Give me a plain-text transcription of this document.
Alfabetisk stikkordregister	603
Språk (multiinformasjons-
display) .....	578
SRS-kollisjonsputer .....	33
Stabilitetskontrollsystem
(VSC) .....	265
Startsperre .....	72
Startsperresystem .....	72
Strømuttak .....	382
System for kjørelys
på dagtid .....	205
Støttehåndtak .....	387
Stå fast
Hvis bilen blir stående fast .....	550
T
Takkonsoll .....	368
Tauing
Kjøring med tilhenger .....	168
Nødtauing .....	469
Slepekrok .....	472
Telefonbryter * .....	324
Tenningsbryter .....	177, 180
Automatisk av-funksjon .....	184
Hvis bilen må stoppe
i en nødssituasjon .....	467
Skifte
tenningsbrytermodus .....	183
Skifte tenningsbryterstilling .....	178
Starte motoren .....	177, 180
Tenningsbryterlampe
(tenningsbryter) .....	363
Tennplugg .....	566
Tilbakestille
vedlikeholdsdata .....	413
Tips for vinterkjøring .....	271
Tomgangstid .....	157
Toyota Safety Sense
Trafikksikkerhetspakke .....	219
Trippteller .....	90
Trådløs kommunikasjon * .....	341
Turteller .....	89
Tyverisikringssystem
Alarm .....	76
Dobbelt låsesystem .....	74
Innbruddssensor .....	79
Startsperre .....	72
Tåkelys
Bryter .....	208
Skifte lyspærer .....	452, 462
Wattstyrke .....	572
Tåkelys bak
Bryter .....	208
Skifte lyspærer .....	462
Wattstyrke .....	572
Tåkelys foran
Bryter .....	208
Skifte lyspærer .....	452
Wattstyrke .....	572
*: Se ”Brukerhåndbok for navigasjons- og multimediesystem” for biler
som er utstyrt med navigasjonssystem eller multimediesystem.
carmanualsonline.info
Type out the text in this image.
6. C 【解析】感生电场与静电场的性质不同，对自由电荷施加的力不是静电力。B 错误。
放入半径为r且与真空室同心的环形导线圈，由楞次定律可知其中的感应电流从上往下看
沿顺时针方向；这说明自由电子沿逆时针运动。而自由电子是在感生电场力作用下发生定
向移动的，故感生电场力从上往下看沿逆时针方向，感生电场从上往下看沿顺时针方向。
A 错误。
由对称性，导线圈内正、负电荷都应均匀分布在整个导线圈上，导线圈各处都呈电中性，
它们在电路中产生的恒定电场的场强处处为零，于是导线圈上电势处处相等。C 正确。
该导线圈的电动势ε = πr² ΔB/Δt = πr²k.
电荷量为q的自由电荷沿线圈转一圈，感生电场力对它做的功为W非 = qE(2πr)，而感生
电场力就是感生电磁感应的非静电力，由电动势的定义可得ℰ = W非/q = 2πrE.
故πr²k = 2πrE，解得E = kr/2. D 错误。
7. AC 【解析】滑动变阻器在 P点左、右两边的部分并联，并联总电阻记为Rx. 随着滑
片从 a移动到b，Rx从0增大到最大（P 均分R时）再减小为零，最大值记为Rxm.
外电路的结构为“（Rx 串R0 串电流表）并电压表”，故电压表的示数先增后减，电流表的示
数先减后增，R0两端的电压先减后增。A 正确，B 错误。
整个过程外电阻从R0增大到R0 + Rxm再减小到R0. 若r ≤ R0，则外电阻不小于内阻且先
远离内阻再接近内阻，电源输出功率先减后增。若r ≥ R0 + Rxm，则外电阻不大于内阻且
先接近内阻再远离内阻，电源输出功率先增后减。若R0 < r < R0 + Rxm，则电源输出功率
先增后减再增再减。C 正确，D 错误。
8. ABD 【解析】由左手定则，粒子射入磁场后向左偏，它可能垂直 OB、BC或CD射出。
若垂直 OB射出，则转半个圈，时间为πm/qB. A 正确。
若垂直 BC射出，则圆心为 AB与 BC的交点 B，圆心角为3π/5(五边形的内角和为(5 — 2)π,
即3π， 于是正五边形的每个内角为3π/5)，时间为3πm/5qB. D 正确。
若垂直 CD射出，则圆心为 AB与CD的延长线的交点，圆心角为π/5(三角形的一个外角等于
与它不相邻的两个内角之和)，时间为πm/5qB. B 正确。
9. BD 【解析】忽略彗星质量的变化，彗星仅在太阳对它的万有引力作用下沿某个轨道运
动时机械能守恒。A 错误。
|---|
• **Task to carry out**: Search the listing for the word "multimediesystem". Copy every line in which it occurs.

• **Completed exercise**:
*: Se ”Brukerhåndbok for navigasjons- og multimediesystem” for biler
som er utstyrt med navigasjonssystem eller multimediesystem.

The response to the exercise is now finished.